EXERCISE GOAL | Write the data out again exactly, with no pictures.

GIVEN ENTRIES |
---

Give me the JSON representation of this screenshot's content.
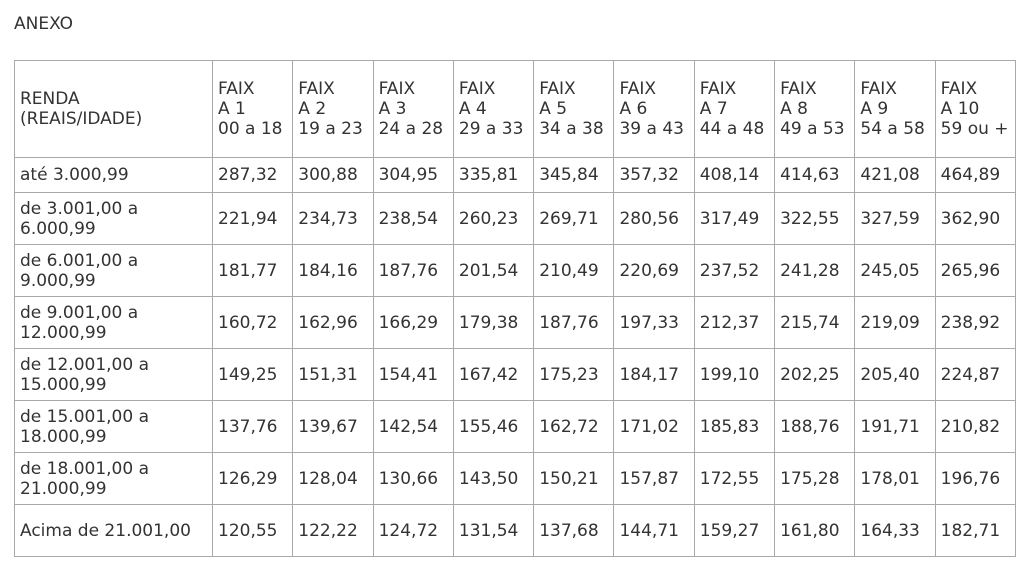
{
  "title": "ANEXO",
  "table": {
    "corner": "RENDA (REAIS/IDADE)",
    "columns": [
      {
        "name": "FAIXA 1",
        "range": "00 a 18"
      },
      {
        "name": "FAIXA 2",
        "range": "19 a 23"
      },
      {
        "name": "FAIXA 3",
        "range": "24 a 28"
      },
      {
        "name": "FAIXA 4",
        "range": "29 a 33"
      },
      {
        "name": "FAIXA 5",
        "range": "34 a 38"
      },
      {
        "name": "FAIXA 6",
        "range": "39 a 43"
      },
      {
        "name": "FAIXA 7",
        "range": "44 a 48"
      },
      {
        "name": "FAIXA 8",
        "range": "49 a 53"
      },
      {
        "name": "FAIXA 9",
        "range": "54 a 58"
      },
      {
        "name": "FAIXA 10",
        "range": "59 ou +"
      }
    ],
    "rows": [
      {
        "label": "até 3.000,99",
        "values": [
          "287,32",
          "300,88",
          "304,95",
          "335,81",
          "345,84",
          "357,32",
          "408,14",
          "414,63",
          "421,08",
          "464,89"
        ]
      },
      {
        "label": "de 3.001,00 a 6.000,99",
        "values": [
          "221,94",
          "234,73",
          "238,54",
          "260,23",
          "269,71",
          "280,56",
          "317,49",
          "322,55",
          "327,59",
          "362,90"
        ]
      },
      {
        "label": "de 6.001,00 a 9.000,99",
        "values": [
          "181,77",
          "184,16",
          "187,76",
          "201,54",
          "210,49",
          "220,69",
          "237,52",
          "241,28",
          "245,05",
          "265,96"
        ]
      },
      {
        "label": "de 9.001,00 a 12.000,99",
        "values": [
          "160,72",
          "162,96",
          "166,29",
          "179,38",
          "187,76",
          "197,33",
          "212,37",
          "215,74",
          "219,09",
          "238,92"
        ]
      },
      {
        "label": "de 12.001,00 a 15.000,99",
        "values": [
          "149,25",
          "151,31",
          "154,41",
          "167,42",
          "175,23",
          "184,17",
          "199,10",
          "202,25",
          "205,40",
          "224,87"
        ]
      },
      {
        "label": "de 15.001,00 a 18.000,99",
        "values": [
          "137,76",
          "139,67",
          "142,54",
          "155,46",
          "162,72",
          "171,02",
          "185,83",
          "188,76",
          "191,71",
          "210,82"
        ]
      },
      {
        "label": "de 18.001,00 a 21.000,99",
        "values": [
          "126,29",
          "128,04",
          "130,66",
          "143,50",
          "150,21",
          "157,87",
          "172,55",
          "175,28",
          "178,01",
          "196,76"
        ]
      },
      {
        "label": "Acima de 21.001,00",
        "values": [
          "120,55",
          "122,22",
          "124,72",
          "131,54",
          "137,68",
          "144,71",
          "159,27",
          "161,80",
          "164,33",
          "182,71"
        ]
      }
    ]
  }
}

---

RESULT OF THIS TASK |
Give me the JSON representation of this screenshot's content.
{
  "title": "ANEXO",
  "table": {
    "corner": "RENDA (REAIS/IDADE)",
    "columns": [
      {
        "name": "FAIXA 1",
        "range": "00 a 18"
      },
      {
        "name": "FAIXA 2",
        "range": "19 a 23"
      },
      {
        "name": "FAIXA 3",
        "range": "24 a 28"
      },
      {
        "name": "FAIXA 4",
        "range": "29 a 33"
      },
      {
        "name": "FAIXA 5",
        "range": "34 a 38"
      },
      {
        "name": "FAIXA 6",
        "range": "39 a 43"
      },
      {
        "name": "FAIXA 7",
        "range": "44 a 48"
      },
      {
        "name": "FAIXA 8",
        "range": "49 a 53"
      },
      {
        "name": "FAIXA 9",
        "range": "54 a 58"
      },
      {
        "name": "FAIXA 10",
        "range": "59 ou +"
      }
    ],
    "rows": [
      {
        "label": "até 3.000,99",
        "values": [
          "287,32",
          "300,88",
          "304,95",
          "335,81",
          "345,84",
          "357,32",
          "408,14",
          "414,63",
          "421,08",
          "464,89"
        ]
      },
      {
        "label": "de 3.001,00 a 6.000,99",
        "values": [
          "221,94",
          "234,73",
          "238,54",
          "260,23",
          "269,71",
          "280,56",
          "317,49",
          "322,55",
          "327,59",
          "362,90"
        ]
      },
      {
        "label": "de 6.001,00 a 9.000,99",
        "values": [
          "181,77",
          "184,16",
          "187,76",
          "201,54",
          "210,49",
          "220,69",
          "237,52",
          "241,28",
          "245,05",
          "265,96"
        ]
      },
      {
        "label": "de 9.001,00 a 12.000,99",
        "values": [
          "160,72",
          "162,96",
          "166,29",
          "179,38",
          "187,76",
          "197,33",
          "212,37",
          "215,74",
          "219,09",
          "238,92"
        ]
      },
      {
        "label": "de 12.001,00 a 15.000,99",
        "values": [
          "149,25",
          "151,31",
          "154,41",
          "167,42",
          "175,23",
          "184,17",
          "199,10",
          "202,25",
          "205,40",
          "224,87"
        ]
      },
      {
        "label": "de 15.001,00 a 18.000,99",
        "values": [
          "137,76",
          "139,67",
          "142,54",
          "155,46",
          "162,72",
          "171,02",
          "185,83",
          "188,76",
          "191,71",
          "210,82"
        ]
      },
      {
        "label": "de 18.001,00 a 21.000,99",
        "values": [
          "126,29",
          "128,04",
          "130,66",
          "143,50",
          "150,21",
          "157,87",
          "172,55",
          "175,28",
          "178,01",
          "196,76"
        ]
      },
      {
        "label": "Acima de 21.001,00",
        "values": [
          "120,55",
          "122,22",
          "124,72",
          "131,54",
          "137,68",
          "144,71",
          "159,27",
          "161,80",
          "164,33",
          "182,71"
        ]
      }
    ]
  }
}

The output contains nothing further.